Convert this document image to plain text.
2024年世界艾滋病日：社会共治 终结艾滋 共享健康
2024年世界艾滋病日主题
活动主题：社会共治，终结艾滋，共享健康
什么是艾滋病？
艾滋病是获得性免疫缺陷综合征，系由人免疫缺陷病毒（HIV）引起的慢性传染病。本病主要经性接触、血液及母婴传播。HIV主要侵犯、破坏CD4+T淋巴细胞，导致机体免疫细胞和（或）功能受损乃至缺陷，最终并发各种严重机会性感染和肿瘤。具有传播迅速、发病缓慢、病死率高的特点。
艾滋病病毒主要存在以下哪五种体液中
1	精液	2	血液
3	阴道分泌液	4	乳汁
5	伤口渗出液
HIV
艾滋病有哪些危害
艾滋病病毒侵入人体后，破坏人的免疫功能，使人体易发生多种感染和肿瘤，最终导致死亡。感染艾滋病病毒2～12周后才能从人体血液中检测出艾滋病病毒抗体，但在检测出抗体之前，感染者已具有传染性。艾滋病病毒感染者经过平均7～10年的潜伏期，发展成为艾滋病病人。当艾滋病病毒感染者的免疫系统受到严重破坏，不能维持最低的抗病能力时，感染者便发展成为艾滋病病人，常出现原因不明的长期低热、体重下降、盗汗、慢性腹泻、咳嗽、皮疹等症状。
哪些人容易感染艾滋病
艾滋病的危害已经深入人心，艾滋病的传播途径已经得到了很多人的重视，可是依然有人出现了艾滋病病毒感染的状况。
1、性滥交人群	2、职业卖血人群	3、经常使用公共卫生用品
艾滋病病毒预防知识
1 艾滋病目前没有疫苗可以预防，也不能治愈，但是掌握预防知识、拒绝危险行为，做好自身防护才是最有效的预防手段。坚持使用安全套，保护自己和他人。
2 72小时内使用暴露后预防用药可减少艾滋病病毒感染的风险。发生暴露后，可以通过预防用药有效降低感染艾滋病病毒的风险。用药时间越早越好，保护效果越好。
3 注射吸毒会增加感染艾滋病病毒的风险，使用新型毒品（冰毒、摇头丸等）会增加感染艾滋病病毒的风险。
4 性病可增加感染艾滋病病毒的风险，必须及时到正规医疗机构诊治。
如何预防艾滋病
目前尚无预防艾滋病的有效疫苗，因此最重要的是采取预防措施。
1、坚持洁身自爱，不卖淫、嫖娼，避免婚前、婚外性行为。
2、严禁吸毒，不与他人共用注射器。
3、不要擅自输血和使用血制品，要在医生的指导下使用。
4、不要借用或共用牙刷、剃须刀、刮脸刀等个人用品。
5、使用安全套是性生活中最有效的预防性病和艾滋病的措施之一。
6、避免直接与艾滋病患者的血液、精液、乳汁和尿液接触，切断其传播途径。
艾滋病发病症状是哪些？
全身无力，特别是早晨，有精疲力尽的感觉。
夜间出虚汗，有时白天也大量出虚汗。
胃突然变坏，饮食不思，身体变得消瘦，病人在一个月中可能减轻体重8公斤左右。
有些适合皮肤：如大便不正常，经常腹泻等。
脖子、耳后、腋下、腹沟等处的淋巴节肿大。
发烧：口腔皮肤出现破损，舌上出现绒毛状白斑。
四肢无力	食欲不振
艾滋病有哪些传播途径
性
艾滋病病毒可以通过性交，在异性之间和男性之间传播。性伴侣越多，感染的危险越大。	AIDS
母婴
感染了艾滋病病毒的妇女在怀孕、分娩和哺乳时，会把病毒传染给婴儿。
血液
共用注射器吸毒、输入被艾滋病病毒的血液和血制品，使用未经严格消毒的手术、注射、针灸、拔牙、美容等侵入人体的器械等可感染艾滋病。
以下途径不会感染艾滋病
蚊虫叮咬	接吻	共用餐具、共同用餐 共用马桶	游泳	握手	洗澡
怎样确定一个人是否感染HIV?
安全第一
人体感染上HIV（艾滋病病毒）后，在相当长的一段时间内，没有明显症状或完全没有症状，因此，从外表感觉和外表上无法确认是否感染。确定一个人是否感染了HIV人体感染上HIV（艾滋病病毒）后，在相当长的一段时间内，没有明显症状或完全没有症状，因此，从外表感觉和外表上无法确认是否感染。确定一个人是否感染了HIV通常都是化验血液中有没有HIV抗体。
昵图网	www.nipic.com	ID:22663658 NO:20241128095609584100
..............................
» **Aim of the task**: Write the material out again word for word.

» **Completed task**:
Convert this document image to plain text.
2024年世界艾滋病日：社会共治 终结艾滋 共享健康
2024年世界艾滋病日主题
活动主题：社会共治，终结艾滋，共享健康
什么是艾滋病？
艾滋病是获得性免疫缺陷综合征，系由人免疫缺陷病毒（HIV）引起的慢性传染病。本病主要经性接触、血液及母婴传播。HIV主要侵犯、破坏CD4+T淋巴细胞，导致机体免疫细胞和（或）功能受损乃至缺陷，最终并发各种严重机会性感染和肿瘤。具有传播迅速、发病缓慢、病死率高的特点。
艾滋病病毒主要存在以下哪五种体液中
1	精液	2	血液
3	阴道分泌液	4	乳汁
5	伤口渗出液
HIV
艾滋病有哪些危害
艾滋病病毒侵入人体后，破坏人的免疫功能，使人体易发生多种感染和肿瘤，最终导致死亡。感染艾滋病病毒2～12周后才能从人体血液中检测出艾滋病病毒抗体，但在检测出抗体之前，感染者已具有传染性。艾滋病病毒感染者经过平均7～10年的潜伏期，发展成为艾滋病病人。当艾滋病病毒感染者的免疫系统受到严重破坏，不能维持最低的抗病能力时，感染者便发展成为艾滋病病人，常出现原因不明的长期低热、体重下降、盗汗、慢性腹泻、咳嗽、皮疹等症状。
哪些人容易感染艾滋病
艾滋病的危害已经深入人心，艾滋病的传播途径已经得到了很多人的重视，可是依然有人出现了艾滋病病毒感染的状况。
1、性滥交人群	2、职业卖血人群	3、经常使用公共卫生用品
艾滋病病毒预防知识
1 艾滋病目前没有疫苗可以预防，也不能治愈，但是掌握预防知识、拒绝危险行为，做好自身防护才是最有效的预防手段。坚持使用安全套，保护自己和他人。
2 72小时内使用暴露后预防用药可减少艾滋病病毒感染的风险。发生暴露后，可以通过预防用药有效降低感染艾滋病病毒的风险。用药时间越早越好，保护效果越好。
3 注射吸毒会增加感染艾滋病病毒的风险，使用新型毒品（冰毒、摇头丸等）会增加感染艾滋病病毒的风险。
4 性病可增加感染艾滋病病毒的风险，必须及时到正规医疗机构诊治。
如何预防艾滋病
目前尚无预防艾滋病的有效疫苗，因此最重要的是采取预防措施。
1、坚持洁身自爱，不卖淫、嫖娼，避免婚前、婚外性行为。
2、严禁吸毒，不与他人共用注射器。
3、不要擅自输血和使用血制品，要在医生的指导下使用。
4、不要借用或共用牙刷、剃须刀、刮脸刀等个人用品。
5、使用安全套是性生活中最有效的预防性病和艾滋病的措施之一。
6、避免直接与艾滋病患者的血液、精液、乳汁和尿液接触，切断其传播途径。
艾滋病发病症状是哪些？
全身无力，特别是早晨，有精疲力尽的感觉。
夜间出虚汗，有时白天也大量出虚汗。
胃突然变坏，饮食不思，身体变得消瘦，病人在一个月中可能减轻体重8公斤左右。
有些适合皮肤：如大便不正常，经常腹泻等。
脖子、耳后、腋下、腹沟等处的淋巴节肿大。
发烧：口腔皮肤出现破损，舌上出现绒毛状白斑。
四肢无力	食欲不振
艾滋病有哪些传播途径
性
艾滋病病毒可以通过性交，在异性之间和男性之间传播。性伴侣越多，感染的危险越大。	AIDS
母婴
感染了艾滋病病毒的妇女在怀孕、分娩和哺乳时，会把病毒传染给婴儿。
血液
共用注射器吸毒、输入被艾滋病病毒的血液和血制品，使用未经严格消毒的手术、注射、针灸、拔牙、美容等侵入人体的器械等可感染艾滋病。
以下途径不会感染艾滋病
蚊虫叮咬	接吻	共用餐具、共同用餐 共用马桶	游泳	握手	洗澡
怎样确定一个人是否感染HIV?
安全第一
人体感染上HIV（艾滋病病毒）后，在相当长的一段时间内，没有明显症状或完全没有症状，因此，从外表感觉和外表上无法确认是否感染。确定一个人是否感染了HIV人体感染上HIV（艾滋病病毒）后，在相当长的一段时间内，没有明显症状或完全没有症状，因此，从外表感觉和外表上无法确认是否感染。确定一个人是否感染了HIV通常都是化验血液中有没有HIV抗体。
昵图网	www.nipic.com	ID:22663658 NO:20241128095609584100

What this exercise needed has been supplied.